WORK INSTRUCTIONS: In the listing below, count each line containing "letter" and answer with the count only.

DATA SHOWN:
# # # # #

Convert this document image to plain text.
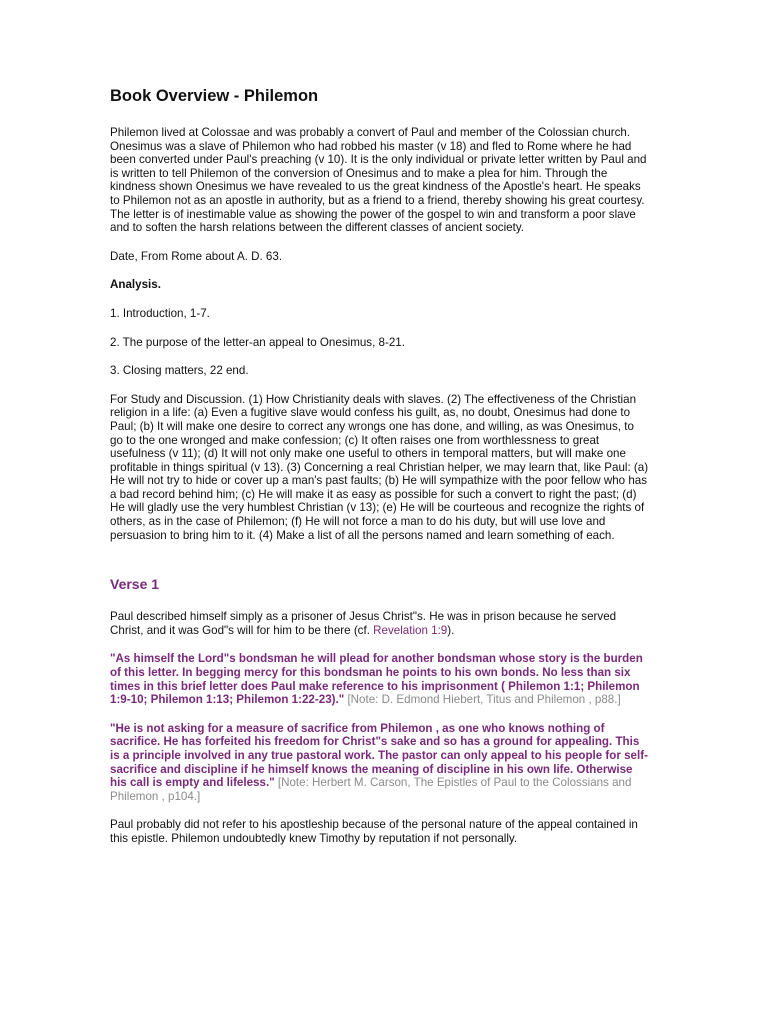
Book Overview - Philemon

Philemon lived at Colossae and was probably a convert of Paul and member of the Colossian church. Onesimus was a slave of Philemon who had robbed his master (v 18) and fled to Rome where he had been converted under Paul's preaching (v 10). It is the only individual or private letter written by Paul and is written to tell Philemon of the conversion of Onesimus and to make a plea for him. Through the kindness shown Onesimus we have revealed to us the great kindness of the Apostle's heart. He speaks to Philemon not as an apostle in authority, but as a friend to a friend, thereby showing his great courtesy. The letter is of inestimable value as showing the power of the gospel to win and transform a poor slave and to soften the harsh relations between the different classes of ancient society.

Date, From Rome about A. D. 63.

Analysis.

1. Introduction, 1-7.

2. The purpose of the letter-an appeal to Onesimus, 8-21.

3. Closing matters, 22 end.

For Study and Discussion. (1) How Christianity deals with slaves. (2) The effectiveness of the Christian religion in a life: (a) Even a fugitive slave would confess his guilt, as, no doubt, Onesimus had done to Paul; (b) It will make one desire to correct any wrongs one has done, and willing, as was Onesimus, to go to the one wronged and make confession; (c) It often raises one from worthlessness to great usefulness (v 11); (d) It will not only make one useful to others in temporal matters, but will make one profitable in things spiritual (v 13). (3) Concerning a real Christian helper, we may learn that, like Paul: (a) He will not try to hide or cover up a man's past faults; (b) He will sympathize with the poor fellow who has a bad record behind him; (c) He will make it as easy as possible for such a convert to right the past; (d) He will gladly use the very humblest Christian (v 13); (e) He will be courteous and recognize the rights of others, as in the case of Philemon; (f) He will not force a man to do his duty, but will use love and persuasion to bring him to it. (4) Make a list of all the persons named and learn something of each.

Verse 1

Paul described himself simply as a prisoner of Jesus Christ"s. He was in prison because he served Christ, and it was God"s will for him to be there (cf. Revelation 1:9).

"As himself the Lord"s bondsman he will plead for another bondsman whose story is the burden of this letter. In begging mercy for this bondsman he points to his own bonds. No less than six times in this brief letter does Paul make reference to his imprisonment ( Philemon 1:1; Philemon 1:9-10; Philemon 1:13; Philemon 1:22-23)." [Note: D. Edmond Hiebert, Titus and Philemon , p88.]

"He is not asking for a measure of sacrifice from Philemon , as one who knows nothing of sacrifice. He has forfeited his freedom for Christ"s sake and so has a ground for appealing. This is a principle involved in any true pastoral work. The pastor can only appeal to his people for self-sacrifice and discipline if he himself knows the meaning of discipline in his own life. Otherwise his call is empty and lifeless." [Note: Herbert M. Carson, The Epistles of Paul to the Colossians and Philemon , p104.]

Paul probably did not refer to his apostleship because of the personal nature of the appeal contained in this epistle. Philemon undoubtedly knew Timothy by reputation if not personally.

# # # # #

ANSWER TO THE EXERCISE: 3